# [TASK STATEMENT]
Output every line of the data exactly as it appears.

# [DATASET RECORDS]
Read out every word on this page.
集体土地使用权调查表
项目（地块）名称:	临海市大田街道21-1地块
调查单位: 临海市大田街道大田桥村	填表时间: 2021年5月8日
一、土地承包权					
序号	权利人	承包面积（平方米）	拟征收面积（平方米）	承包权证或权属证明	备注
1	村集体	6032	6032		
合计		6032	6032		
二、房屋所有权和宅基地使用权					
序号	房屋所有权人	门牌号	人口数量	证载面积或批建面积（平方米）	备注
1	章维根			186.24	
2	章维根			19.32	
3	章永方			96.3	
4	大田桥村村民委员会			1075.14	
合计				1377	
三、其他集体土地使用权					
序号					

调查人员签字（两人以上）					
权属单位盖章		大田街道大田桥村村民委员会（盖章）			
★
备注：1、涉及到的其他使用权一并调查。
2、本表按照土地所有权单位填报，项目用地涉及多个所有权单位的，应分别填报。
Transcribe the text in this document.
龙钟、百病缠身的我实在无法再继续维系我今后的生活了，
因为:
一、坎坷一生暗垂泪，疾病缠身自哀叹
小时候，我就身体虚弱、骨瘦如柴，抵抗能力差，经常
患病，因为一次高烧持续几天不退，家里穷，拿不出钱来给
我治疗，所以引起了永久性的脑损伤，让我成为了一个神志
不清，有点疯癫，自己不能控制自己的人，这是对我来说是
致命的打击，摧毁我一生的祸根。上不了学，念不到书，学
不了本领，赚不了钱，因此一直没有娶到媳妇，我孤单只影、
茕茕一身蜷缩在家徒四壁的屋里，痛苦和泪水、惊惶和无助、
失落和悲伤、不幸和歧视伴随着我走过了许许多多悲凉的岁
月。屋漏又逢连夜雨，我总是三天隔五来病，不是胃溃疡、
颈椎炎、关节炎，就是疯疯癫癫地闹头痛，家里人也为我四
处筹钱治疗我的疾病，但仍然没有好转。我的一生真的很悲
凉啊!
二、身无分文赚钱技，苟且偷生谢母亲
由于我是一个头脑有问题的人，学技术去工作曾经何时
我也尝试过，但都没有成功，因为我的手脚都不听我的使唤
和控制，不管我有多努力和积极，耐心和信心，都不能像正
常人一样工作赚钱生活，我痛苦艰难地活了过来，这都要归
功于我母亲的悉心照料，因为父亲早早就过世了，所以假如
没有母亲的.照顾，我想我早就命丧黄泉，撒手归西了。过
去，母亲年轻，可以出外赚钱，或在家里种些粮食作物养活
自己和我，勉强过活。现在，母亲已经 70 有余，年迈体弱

# [FINAL RESULT]
Read out every word on this page.
集体土地使用权调查表
项目（地块）名称:	临海市大田街道21-1地块
调查单位: 临海市大田街道大田桥村	填表时间: 2021年5月8日
一、土地承包权					
序号	权利人	承包面积（平方米）	拟征收面积（平方米）	承包权证或权属证明	备注
1	村集体	6032	6032		
合计		6032	6032		
二、房屋所有权和宅基地使用权					
序号	房屋所有权人	门牌号	人口数量	证载面积或批建面积（平方米）	备注
1	章维根			186.24	
2	章维根			19.32	
3	章永方			96.3	
4	大田桥村村民委员会			1075.14	
合计				1377	
三、其他集体土地使用权					
序号					

调查人员签字（两人以上）					
权属单位盖章		大田街道大田桥村村民委员会（盖章）			
★
备注：1、涉及到的其他使用权一并调查。
2、本表按照土地所有权单位填报，项目用地涉及多个所有权单位的，应分别填报。
Transcribe the text in this document.
龙钟、百病缠身的我实在无法再继续维系我今后的生活了，
因为:
一、坎坷一生暗垂泪，疾病缠身自哀叹
小时候，我就身体虚弱、骨瘦如柴，抵抗能力差，经常
患病，因为一次高烧持续几天不退，家里穷，拿不出钱来给
我治疗，所以引起了永久性的脑损伤，让我成为了一个神志
不清，有点疯癫，自己不能控制自己的人，这是对我来说是
致命的打击，摧毁我一生的祸根。上不了学，念不到书，学
不了本领，赚不了钱，因此一直没有娶到媳妇，我孤单只影、
茕茕一身蜷缩在家徒四壁的屋里，痛苦和泪水、惊惶和无助、
失落和悲伤、不幸和歧视伴随着我走过了许许多多悲凉的岁
月。屋漏又逢连夜雨，我总是三天隔五来病，不是胃溃疡、
颈椎炎、关节炎，就是疯疯癫癫地闹头痛，家里人也为我四
处筹钱治疗我的疾病，但仍然没有好转。我的一生真的很悲
凉啊!
二、身无分文赚钱技，苟且偷生谢母亲
由于我是一个头脑有问题的人，学技术去工作曾经何时
我也尝试过，但都没有成功，因为我的手脚都不听我的使唤
和控制，不管我有多努力和积极，耐心和信心，都不能像正
常人一样工作赚钱生活，我痛苦艰难地活了过来，这都要归
功于我母亲的悉心照料，因为父亲早早就过世了，所以假如
没有母亲的.照顾，我想我早就命丧黄泉，撒手归西了。过
去，母亲年轻，可以出外赚钱，或在家里种些粮食作物养活
自己和我，勉强过活。现在，母亲已经 70 有余，年迈体弱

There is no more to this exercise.